** Bereitgestellter Text **
———
KMW und Rheinmetall entwickeln den Leopard stetig weiter. Eine der Varianten ist der Leopard 2 A7+. Er ist optimiert für den Einsatz in sogenannten asymmetrischen Konflikten, d.h. auch, dass der A7+ besonders für den Einsatz in städtischen Gebieten ausgelegt ist.
In Karasu an der türkischen Schwarzmeerküste wurde im Mai 2018 der Grundstein für eine „Fahrzeugfabrik“ gelegt, deren Kapital aus Deutschland (von Rheinmetall), der Türkei, Malaysia und Katar stammt. Anders formuliert: Rheinmetall exportiert hier eine ganze Panzerfabrik(!) – eine besonders negative Kategorie unter den (an sich schon kritikwürdigen) Rüstungsexporten.
KMW und Katar scheinen eine besonders intensive und hervorgehobene Geschäftsbeziehung zu unterhalten. Katar steht in der Rangfolge der größten Rüstungsimporteure der Welt der Jahre 2014 bis 2018 auf Platz 14. In den fünf Jahren zwischen 2018 und 2022 steigerte Katar seine Rüstungsausgaben um kräftige 311 %.
Katar war einerseits ein wichtiger Partner der sunnitischen Waffenbrüderschaft mit Saudi-Arabien als Führungsmacht. Es beteiligte auf saudi-arabischer Seite im Jemen-Krieg – auch sogar mit Bodentruppen, wurde aber im Juni 2017 aus der saudi-arabisch geführten Koalition ausgeschlossen. Neuerdings unterstützt Katar die islamistische Muslim-Bruderschaft und die angebliche ‚Regierung‘ im westlichen Teil von Libyen. Tatsächlich ist diese ‚Regierung‘ aber nur eine von mehreren konkurrierenden ‚Warlords‘ (Machtclans) im libyschen Bürgerkrieg. In Libyen stellt sich Katar also gegen saudi-arabische Interessen. Katar blieb dennoch im direkten „Freundschaftsbereich“ der USA. Der Staat erhielt nämlich direkt nach dem Ausschluss aus der saudischen Jemen-Koalition 36 ‚F-15 Kampfjets‘ für 12 Mrd. $ aus den USA. Im Januar 2021 inszenierten Saudi-Arabien, die Emirate (UAE) und Katar eine politische Annäherung. Auch zu Bahrain gibt es seit April 2023 wieder eine Einigung.
Im Dezember 2020 wurde ein weiterer Deal genehmigt: KMW wird in Kürze 15 Flugabwehrpanzer „Gepard“, 4 Maschinenkanonen, 30 Kanonenrohre, 45 Verschlüsse und Munition, genauer 16 000 Patronen, (im Wert von 31,4 Mio. Euro) an Katar liefern.
———
** Aufgabe **
Nenne die Anzahl der Flugabwehrpanzer „Gepard“, die KMW laut dem Text über Rüstungsgeschäfte mit Katar an Katar liefern wird.

** Begrenzungsrahmen-Annotationen **
———
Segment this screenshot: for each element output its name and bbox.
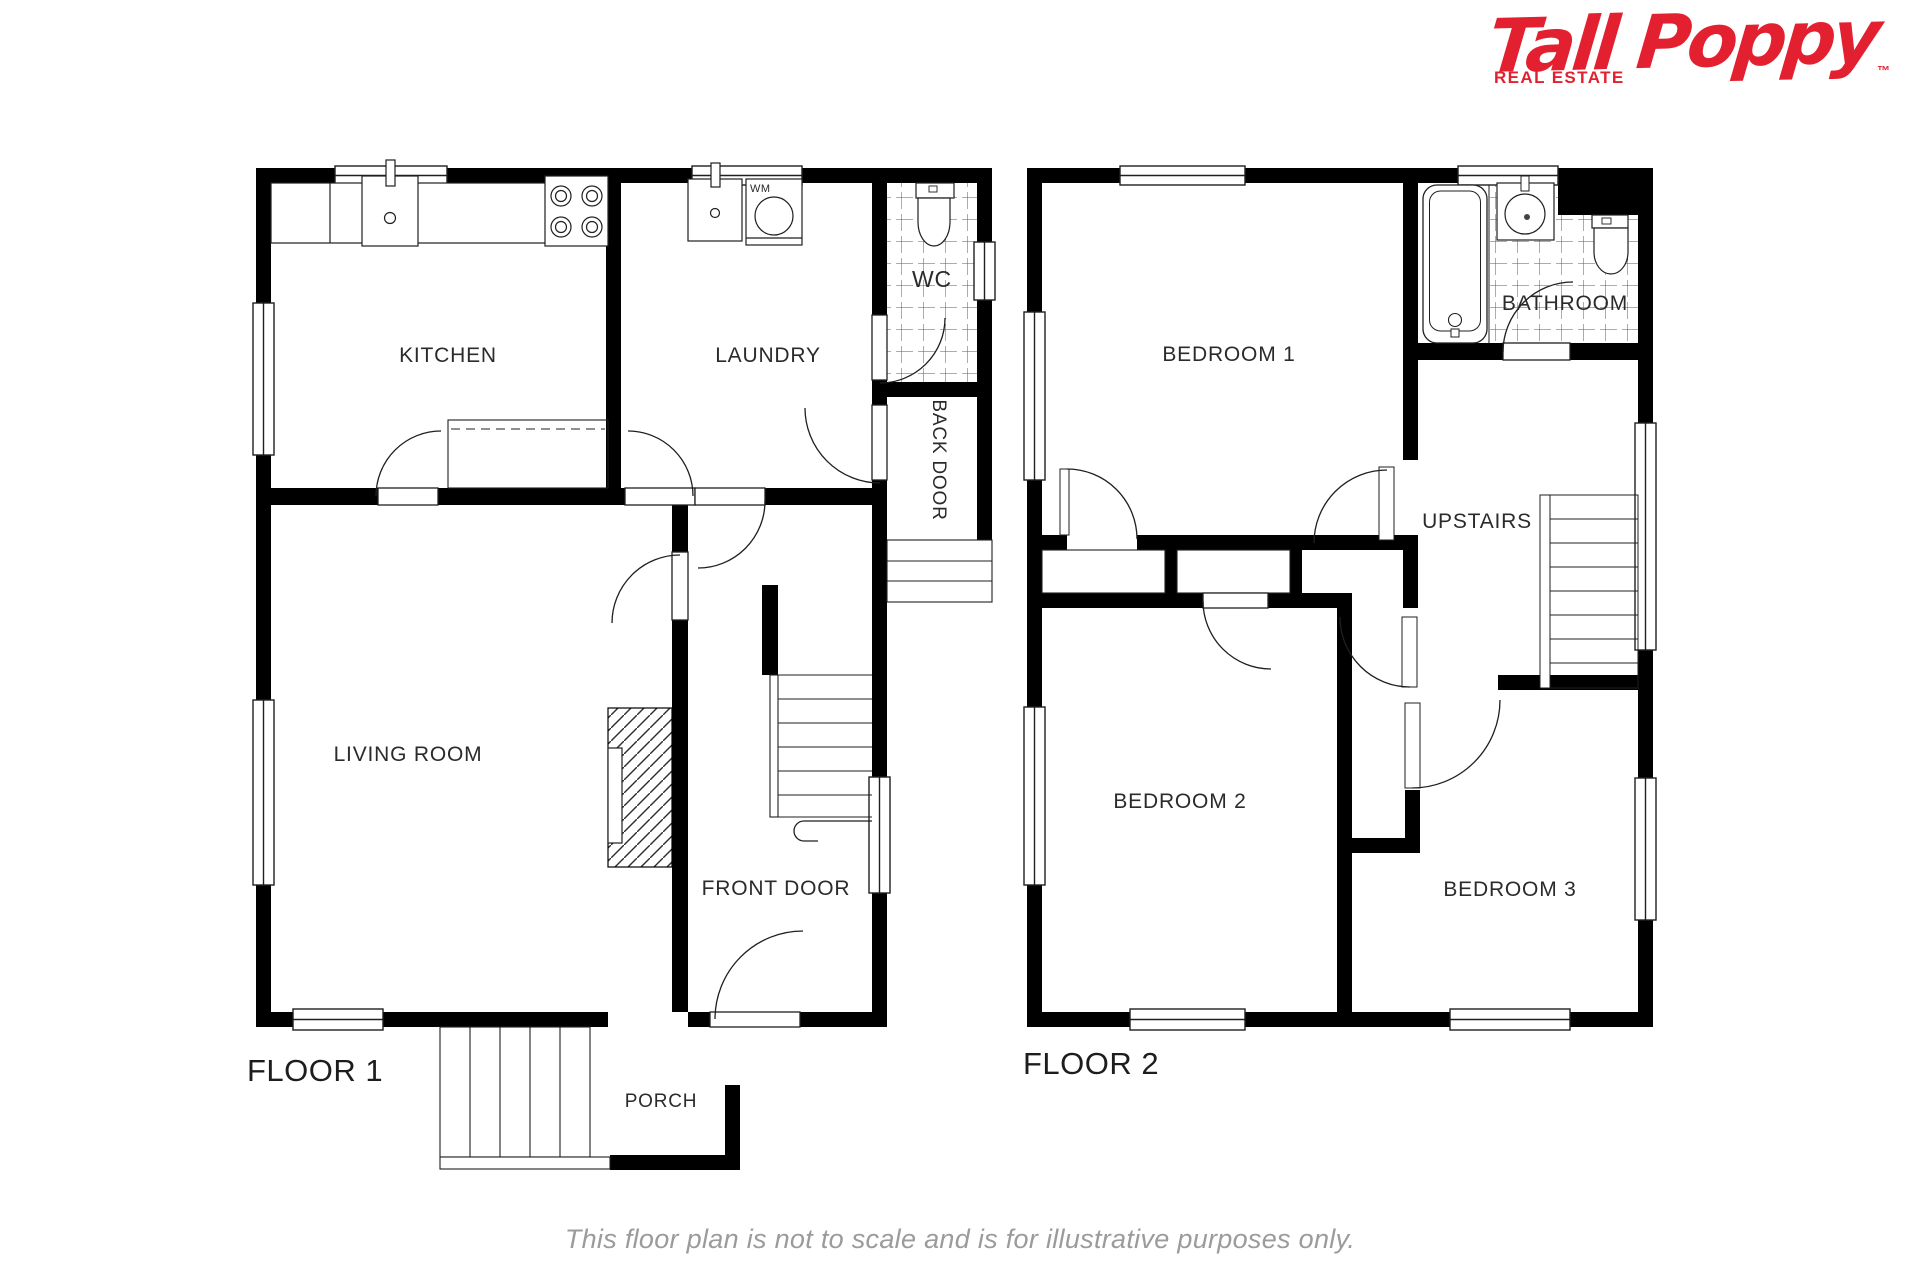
wall-segment: [872, 505, 887, 777]
wall-segment: [872, 168, 887, 315]
window: [1635, 778, 1656, 920]
room-label-back-door: BACK DOOR: [928, 399, 949, 520]
door-front: [710, 931, 803, 1027]
wall-segment: [672, 505, 688, 552]
door-bedroom1-hall: [1060, 469, 1137, 539]
wall-segment: [610, 1155, 740, 1170]
door-living-room: [612, 552, 688, 623]
disclaimer-text: This floor plan is not to scale and is f…: [0, 1224, 1920, 1255]
brand-name: Tall Poppy: [1484, 0, 1880, 87]
room-label-wc: WC: [912, 266, 952, 292]
room-label-bathroom: BATHROOM: [1502, 292, 1628, 315]
door-laundry: [625, 431, 695, 505]
floorplan-page: WM: [0, 0, 1920, 1280]
window: [253, 303, 274, 455]
room-label-upstairs: UPSTAIRS: [1422, 510, 1532, 533]
room-label-living-room: LIVING ROOM: [334, 743, 483, 766]
stove: [545, 176, 608, 246]
wall-segment: [1337, 838, 1420, 853]
window: [1450, 1009, 1570, 1030]
floor-plan-canvas: WM: [0, 0, 1920, 1280]
staircase-floor1: [770, 675, 872, 841]
door-bedroom3: [1405, 700, 1500, 788]
wall-segment: [1268, 593, 1337, 608]
room-label-bedroom3: BEDROOM 3: [1443, 878, 1576, 901]
wall-segment: [1403, 168, 1418, 460]
floor2-plan: BEDROOM 1 BATHROOM UPSTAIRS BEDROOM 2 BE…: [1023, 166, 1656, 1081]
floor2-title: FLOOR 2: [1023, 1046, 1159, 1081]
chimney-block: [1558, 183, 1638, 215]
door-kitchen: [376, 431, 441, 505]
window: [869, 777, 890, 893]
wall-segment: [1290, 550, 1302, 608]
wall-segment: [1337, 593, 1352, 1027]
wall-segment: [1137, 535, 1418, 550]
window: [1024, 312, 1045, 480]
wall-segment: [438, 488, 625, 505]
wall-segment: [1403, 540, 1418, 608]
floor1-doors: [376, 315, 945, 1027]
room-label-bedroom2: BEDROOM 2: [1113, 790, 1246, 813]
room-label-front-door: FRONT DOOR: [702, 877, 851, 900]
washing-machine-label: WM: [750, 183, 771, 195]
wall-segment: [800, 1012, 887, 1027]
wall-segment: [1570, 343, 1638, 360]
wall-segment: [688, 1012, 710, 1027]
wall-segment: [887, 382, 992, 397]
staircase-floor2: [1540, 495, 1638, 688]
wall-segment: [762, 585, 778, 675]
wall-segment: [977, 168, 992, 540]
wall-segment: [872, 893, 887, 1027]
wall-segment: [1027, 168, 1042, 1027]
window: [1458, 166, 1558, 185]
wall-segment: [1405, 790, 1420, 838]
door-bedroom2: [1203, 593, 1271, 669]
back-door-steps: [887, 540, 992, 602]
wall-segment: [256, 168, 271, 1027]
door-back: [805, 405, 887, 483]
wall-segment: [725, 1085, 740, 1155]
wall-segment: [1042, 535, 1067, 550]
trademark-symbol: ™: [1877, 63, 1890, 78]
window: [293, 1009, 383, 1030]
stair-handrail: [794, 821, 872, 841]
window: [974, 242, 995, 300]
door-landing-bedroom1: [1314, 467, 1394, 543]
floor1-title: FLOOR 1: [247, 1053, 383, 1088]
wall-segment: [765, 488, 887, 505]
floor1-plan: WM: [247, 160, 995, 1170]
wall-segment: [872, 380, 887, 405]
room-label-laundry: LAUNDRY: [715, 344, 821, 367]
room-label-bedroom1: BEDROOM 1: [1162, 343, 1295, 366]
closet: [1177, 550, 1290, 593]
window: [1120, 166, 1245, 185]
door-hallway: [695, 488, 765, 568]
bathroom-sink: [1497, 176, 1554, 240]
wall-segment: [1418, 343, 1503, 360]
floor1-labels: KITCHEN LAUNDRY WC BACK DOOR LIVING ROOM…: [247, 266, 952, 1112]
window: [1130, 1009, 1245, 1030]
wall-segment: [1042, 593, 1203, 608]
window: [253, 700, 274, 885]
fireplace: [608, 708, 672, 867]
bathroom-toilet: [1592, 215, 1628, 274]
room-label-kitchen: KITCHEN: [399, 344, 497, 367]
kitchen-cabinet-dashed: [448, 420, 608, 488]
closet: [1042, 550, 1165, 593]
window: [1024, 707, 1045, 885]
bathtub: [1423, 185, 1487, 343]
porch-steps: [440, 1027, 610, 1169]
wall-segment: [672, 620, 688, 1012]
room-label-porch: PORCH: [625, 1091, 698, 1112]
wall-segment: [1165, 550, 1177, 608]
tall-poppy-logo: Tall Poppy™ REAL ESTATE: [1450, 4, 1890, 88]
wall-segment: [256, 488, 378, 505]
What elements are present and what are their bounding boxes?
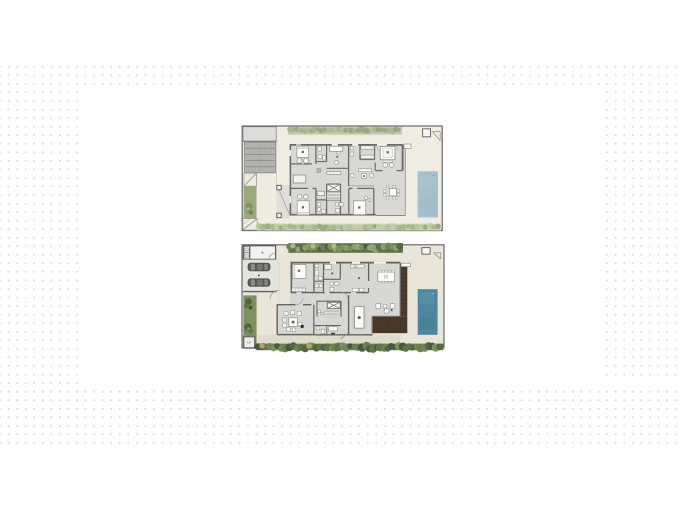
svg-text:LP: LP <box>247 341 251 345</box>
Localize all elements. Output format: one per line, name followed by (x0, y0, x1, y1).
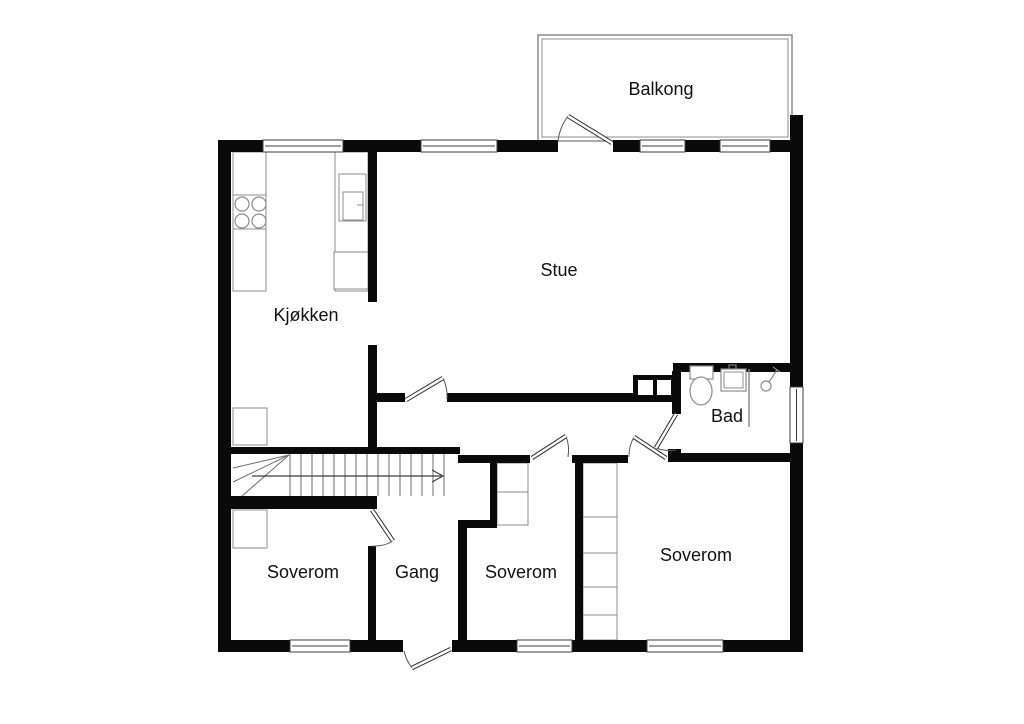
room-label-bad: Bad (711, 406, 743, 426)
chimney-flue (657, 380, 671, 395)
wall-segment (368, 546, 376, 640)
furniture-rect (233, 510, 267, 548)
shower-head-icon (761, 381, 771, 391)
bad-door-leaf-gap (656, 414, 676, 448)
furniture-rect (233, 195, 266, 229)
wall-segment (458, 455, 530, 463)
wall-segment (218, 140, 231, 652)
room-label-kjokken: Kjøkken (273, 305, 338, 325)
wall-segment (672, 371, 681, 414)
soverom2-door-leaf-gap (532, 436, 566, 458)
entrance-door-arc (404, 651, 412, 668)
room-label-gang: Gang (395, 562, 439, 582)
floor-plan-page: BalkongStueKjøkkenBadSoveromGangSoveromS… (0, 0, 1024, 724)
stue-door-arc (443, 378, 447, 399)
wall-segment (672, 453, 790, 462)
furniture-rect (343, 192, 363, 220)
chimney-flue (638, 380, 653, 395)
room-label-soverom-2: Soverom (485, 562, 557, 582)
wall-segment (375, 393, 405, 402)
entrance-door-leaf-gap (412, 649, 451, 668)
wall-segment (447, 393, 633, 402)
wall-segment (231, 447, 460, 454)
wall-segment (368, 152, 377, 302)
wall-segment (458, 520, 497, 528)
wall-segment (490, 463, 497, 520)
room-label-balkong: Balkong (628, 79, 693, 99)
furniture-rect (334, 252, 368, 289)
staircase (233, 454, 444, 496)
furniture-rect (233, 408, 267, 445)
room-label-soverom-3: Soverom (660, 545, 732, 565)
doors (372, 116, 676, 668)
wall-segment (458, 528, 467, 640)
room-label-soverom-1: Soverom (267, 562, 339, 582)
wall-segment (790, 115, 803, 652)
room-label-stue: Stue (540, 260, 577, 280)
soverom2-door-arc (566, 436, 569, 457)
wall-segment (231, 496, 377, 509)
soverom1-door-arc (372, 541, 393, 546)
balcony-door-leaf-gap (568, 116, 612, 143)
wall-segment (452, 640, 803, 652)
furniture-rect (583, 463, 617, 640)
stair-winder (233, 455, 289, 482)
soverom1-door-leaf-gap (372, 510, 393, 541)
stair-winder (233, 455, 289, 468)
toilet-bowl-icon (690, 377, 712, 405)
stue-door-leaf-gap (406, 378, 443, 400)
furniture-rect (497, 463, 528, 525)
chimney (633, 375, 675, 402)
wall-segment (575, 455, 583, 640)
wall-segment (572, 455, 628, 463)
floor-plan-drawing: BalkongStueKjøkkenBadSoveromGangSoveromS… (0, 0, 1024, 724)
soverom3-door-arc (629, 437, 634, 457)
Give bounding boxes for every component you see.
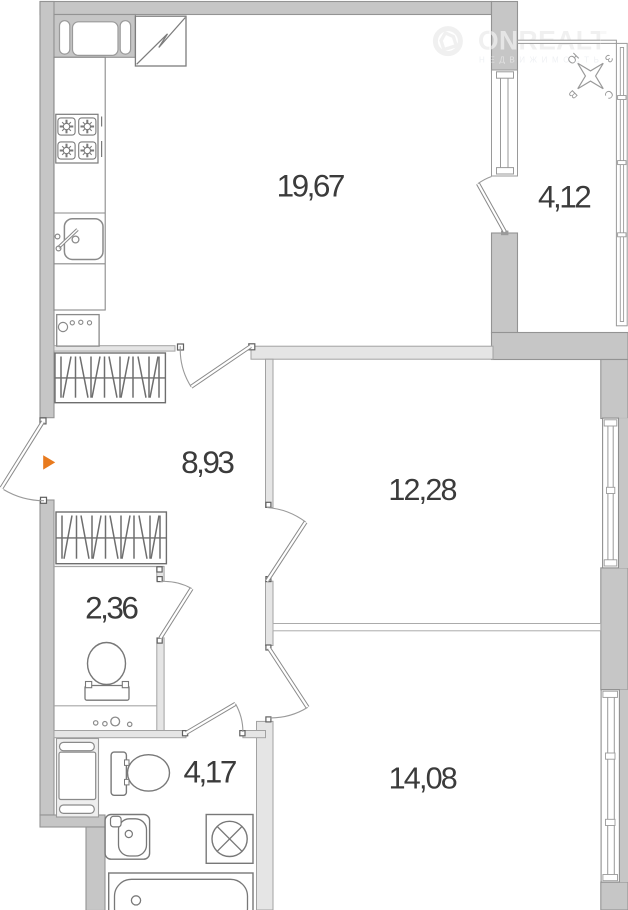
svg-text:19,67: 19,67 bbox=[277, 168, 344, 204]
svg-text:4,12: 4,12 bbox=[538, 178, 590, 214]
svg-text:4,17: 4,17 bbox=[184, 753, 236, 789]
svg-text:8,93: 8,93 bbox=[181, 444, 234, 480]
svg-text:14,08: 14,08 bbox=[389, 762, 457, 796]
svg-text:2,36: 2,36 bbox=[85, 590, 138, 626]
svg-text:12,28: 12,28 bbox=[388, 473, 456, 507]
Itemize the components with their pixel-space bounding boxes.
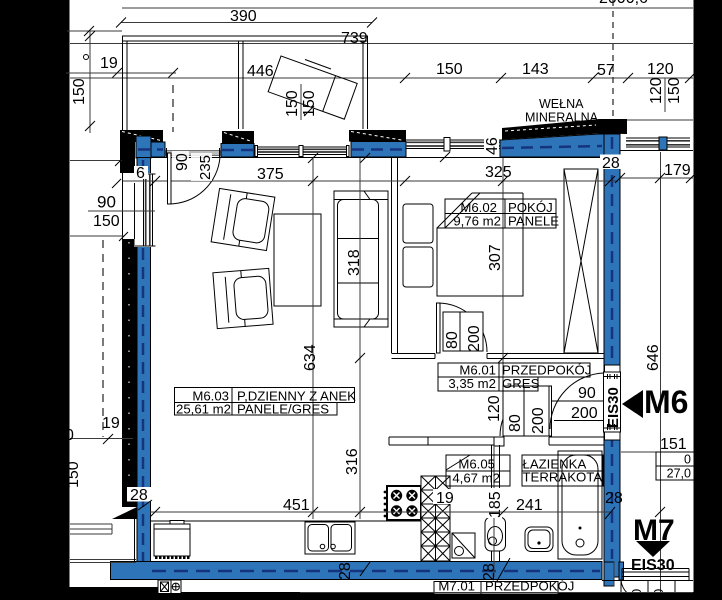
———
** Ergebnis der Übung **
KMW wird 15 Flugabwehrpanzer „Gepard“ an Katar liefern.